■ **Task requirements**
Every line of the data must be copied exactly.

___

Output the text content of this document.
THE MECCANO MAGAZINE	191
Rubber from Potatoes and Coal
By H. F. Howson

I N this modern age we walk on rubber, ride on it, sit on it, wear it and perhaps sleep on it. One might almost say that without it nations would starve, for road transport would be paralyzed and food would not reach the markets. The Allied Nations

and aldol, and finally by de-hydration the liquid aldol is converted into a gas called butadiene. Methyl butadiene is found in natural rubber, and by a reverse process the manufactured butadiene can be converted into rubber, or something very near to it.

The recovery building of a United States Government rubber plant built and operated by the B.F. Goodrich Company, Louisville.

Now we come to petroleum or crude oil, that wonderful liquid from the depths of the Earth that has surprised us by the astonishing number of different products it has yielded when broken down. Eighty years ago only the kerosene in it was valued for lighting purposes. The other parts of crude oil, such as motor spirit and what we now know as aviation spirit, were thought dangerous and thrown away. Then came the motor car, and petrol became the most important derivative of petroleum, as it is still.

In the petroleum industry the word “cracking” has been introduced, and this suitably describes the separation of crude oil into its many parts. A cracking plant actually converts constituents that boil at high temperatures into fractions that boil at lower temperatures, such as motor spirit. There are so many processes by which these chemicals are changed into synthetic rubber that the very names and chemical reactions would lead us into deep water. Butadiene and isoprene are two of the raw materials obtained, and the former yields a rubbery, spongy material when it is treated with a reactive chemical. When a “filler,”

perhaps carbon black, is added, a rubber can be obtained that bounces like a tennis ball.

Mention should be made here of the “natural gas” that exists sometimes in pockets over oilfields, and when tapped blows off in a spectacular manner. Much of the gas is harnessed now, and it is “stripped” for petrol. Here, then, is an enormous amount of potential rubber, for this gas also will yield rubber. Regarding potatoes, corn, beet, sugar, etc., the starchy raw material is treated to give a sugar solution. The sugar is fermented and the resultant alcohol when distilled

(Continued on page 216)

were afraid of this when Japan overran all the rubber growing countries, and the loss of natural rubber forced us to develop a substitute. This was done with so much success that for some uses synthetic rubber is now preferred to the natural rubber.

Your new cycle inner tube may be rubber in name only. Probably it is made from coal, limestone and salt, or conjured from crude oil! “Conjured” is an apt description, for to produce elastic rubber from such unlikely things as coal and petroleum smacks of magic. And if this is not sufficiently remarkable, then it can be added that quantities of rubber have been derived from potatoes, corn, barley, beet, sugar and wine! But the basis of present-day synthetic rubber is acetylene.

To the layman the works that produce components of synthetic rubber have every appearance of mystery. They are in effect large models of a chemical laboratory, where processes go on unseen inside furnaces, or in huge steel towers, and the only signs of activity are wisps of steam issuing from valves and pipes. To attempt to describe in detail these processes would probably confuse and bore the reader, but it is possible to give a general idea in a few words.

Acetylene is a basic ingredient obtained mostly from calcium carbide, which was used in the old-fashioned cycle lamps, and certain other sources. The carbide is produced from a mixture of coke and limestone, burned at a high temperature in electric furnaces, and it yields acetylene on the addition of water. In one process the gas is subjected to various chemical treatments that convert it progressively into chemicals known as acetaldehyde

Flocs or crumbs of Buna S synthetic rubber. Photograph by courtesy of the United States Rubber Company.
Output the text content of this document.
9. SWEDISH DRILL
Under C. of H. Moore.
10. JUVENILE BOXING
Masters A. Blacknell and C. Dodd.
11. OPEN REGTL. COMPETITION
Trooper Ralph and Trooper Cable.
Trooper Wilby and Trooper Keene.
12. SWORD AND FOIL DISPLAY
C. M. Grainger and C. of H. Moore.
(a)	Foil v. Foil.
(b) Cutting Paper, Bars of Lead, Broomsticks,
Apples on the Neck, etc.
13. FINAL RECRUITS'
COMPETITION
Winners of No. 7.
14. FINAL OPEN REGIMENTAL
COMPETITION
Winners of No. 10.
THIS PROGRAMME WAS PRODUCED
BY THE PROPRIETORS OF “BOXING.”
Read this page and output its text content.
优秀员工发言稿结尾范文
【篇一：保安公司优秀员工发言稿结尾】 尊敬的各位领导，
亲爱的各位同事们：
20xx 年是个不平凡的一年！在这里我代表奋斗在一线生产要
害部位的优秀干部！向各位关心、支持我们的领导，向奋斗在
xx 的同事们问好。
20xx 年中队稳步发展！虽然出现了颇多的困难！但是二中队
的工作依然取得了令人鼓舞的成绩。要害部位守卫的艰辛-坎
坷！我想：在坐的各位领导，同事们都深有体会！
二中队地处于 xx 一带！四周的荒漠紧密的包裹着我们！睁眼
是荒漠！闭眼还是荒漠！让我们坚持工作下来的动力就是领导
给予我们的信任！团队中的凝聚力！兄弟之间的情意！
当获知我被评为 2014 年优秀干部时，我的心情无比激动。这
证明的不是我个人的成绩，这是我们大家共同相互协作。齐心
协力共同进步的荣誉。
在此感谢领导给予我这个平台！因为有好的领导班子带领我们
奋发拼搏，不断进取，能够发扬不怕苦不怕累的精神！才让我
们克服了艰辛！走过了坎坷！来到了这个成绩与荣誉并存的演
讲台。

___

■ **Result for this exercise**
Output the text content of this document.
THE MECCANO MAGAZINE	191
Rubber from Potatoes and Coal
By H. F. Howson

I N this modern age we walk on rubber, ride on it, sit on it, wear it and perhaps sleep on it. One might almost say that without it nations would starve, for road transport would be paralyzed and food would not reach the markets. The Allied Nations

and aldol, and finally by de-hydration the liquid aldol is converted into a gas called butadiene. Methyl butadiene is found in natural rubber, and by a reverse process the manufactured butadiene can be converted into rubber, or something very near to it.

The recovery building of a United States Government rubber plant built and operated by the B.F. Goodrich Company, Louisville.

Now we come to petroleum or crude oil, that wonderful liquid from the depths of the Earth that has surprised us by the astonishing number of different products it has yielded when broken down. Eighty years ago only the kerosene in it was valued for lighting purposes. The other parts of crude oil, such as motor spirit and what we now know as aviation spirit, were thought dangerous and thrown away. Then came the motor car, and petrol became the most important derivative of petroleum, as it is still.

In the petroleum industry the word “cracking” has been introduced, and this suitably describes the separation of crude oil into its many parts. A cracking plant actually converts constituents that boil at high temperatures into fractions that boil at lower temperatures, such as motor spirit. There are so many processes by which these chemicals are changed into synthetic rubber that the very names and chemical reactions would lead us into deep water. Butadiene and isoprene are two of the raw materials obtained, and the former yields a rubbery, spongy material when it is treated with a reactive chemical. When a “filler,”

perhaps carbon black, is added, a rubber can be obtained that bounces like a tennis ball.

Mention should be made here of the “natural gas” that exists sometimes in pockets over oilfields, and when tapped blows off in a spectacular manner. Much of the gas is harnessed now, and it is “stripped” for petrol. Here, then, is an enormous amount of potential rubber, for this gas also will yield rubber. Regarding potatoes, corn, beet, sugar, etc., the starchy raw material is treated to give a sugar solution. The sugar is fermented and the resultant alcohol when distilled

(Continued on page 216)

were afraid of this when Japan overran all the rubber growing countries, and the loss of natural rubber forced us to develop a substitute. This was done with so much success that for some uses synthetic rubber is now preferred to the natural rubber.

Your new cycle inner tube may be rubber in name only. Probably it is made from coal, limestone and salt, or conjured from crude oil! “Conjured” is an apt description, for to produce elastic rubber from such unlikely things as coal and petroleum smacks of magic. And if this is not sufficiently remarkable, then it can be added that quantities of rubber have been derived from potatoes, corn, barley, beet, sugar and wine! But the basis of present-day synthetic rubber is acetylene.

To the layman the works that produce components of synthetic rubber have every appearance of mystery. They are in effect large models of a chemical laboratory, where processes go on unseen inside furnaces, or in huge steel towers, and the only signs of activity are wisps of steam issuing from valves and pipes. To attempt to describe in detail these processes would probably confuse and bore the reader, but it is possible to give a general idea in a few words.

Acetylene is a basic ingredient obtained mostly from calcium carbide, which was used in the old-fashioned cycle lamps, and certain other sources. The carbide is produced from a mixture of coke and limestone, burned at a high temperature in electric furnaces, and it yields acetylene on the addition of water. In one process the gas is subjected to various chemical treatments that convert it progressively into chemicals known as acetaldehyde

Flocs or crumbs of Buna S synthetic rubber. Photograph by courtesy of the United States Rubber Company.
Output the text content of this document.
9. SWEDISH DRILL
Under C. of H. Moore.
10. JUVENILE BOXING
Masters A. Blacknell and C. Dodd.
11. OPEN REGTL. COMPETITION
Trooper Ralph and Trooper Cable.
Trooper Wilby and Trooper Keene.
12. SWORD AND FOIL DISPLAY
C. M. Grainger and C. of H. Moore.
(a)	Foil v. Foil.
(b) Cutting Paper, Bars of Lead, Broomsticks,
Apples on the Neck, etc.
13. FINAL RECRUITS'
COMPETITION
Winners of No. 7.
14. FINAL OPEN REGIMENTAL
COMPETITION
Winners of No. 10.
THIS PROGRAMME WAS PRODUCED
BY THE PROPRIETORS OF “BOXING.”
Read this page and output its text content.
优秀员工发言稿结尾范文
【篇一：保安公司优秀员工发言稿结尾】 尊敬的各位领导，
亲爱的各位同事们：
20xx 年是个不平凡的一年！在这里我代表奋斗在一线生产要
害部位的优秀干部！向各位关心、支持我们的领导，向奋斗在
xx 的同事们问好。
20xx 年中队稳步发展！虽然出现了颇多的困难！但是二中队
的工作依然取得了令人鼓舞的成绩。要害部位守卫的艰辛-坎
坷！我想：在坐的各位领导，同事们都深有体会！
二中队地处于 xx 一带！四周的荒漠紧密的包裹着我们！睁眼
是荒漠！闭眼还是荒漠！让我们坚持工作下来的动力就是领导
给予我们的信任！团队中的凝聚力！兄弟之间的情意！
当获知我被评为 2014 年优秀干部时，我的心情无比激动。这
证明的不是我个人的成绩，这是我们大家共同相互协作。齐心
协力共同进步的荣誉。
在此感谢领导给予我这个平台！因为有好的领导班子带领我们
奋发拼搏，不断进取，能够发扬不怕苦不怕累的精神！才让我
们克服了艰辛！走过了坎坷！来到了这个成绩与荣誉并存的演
讲台。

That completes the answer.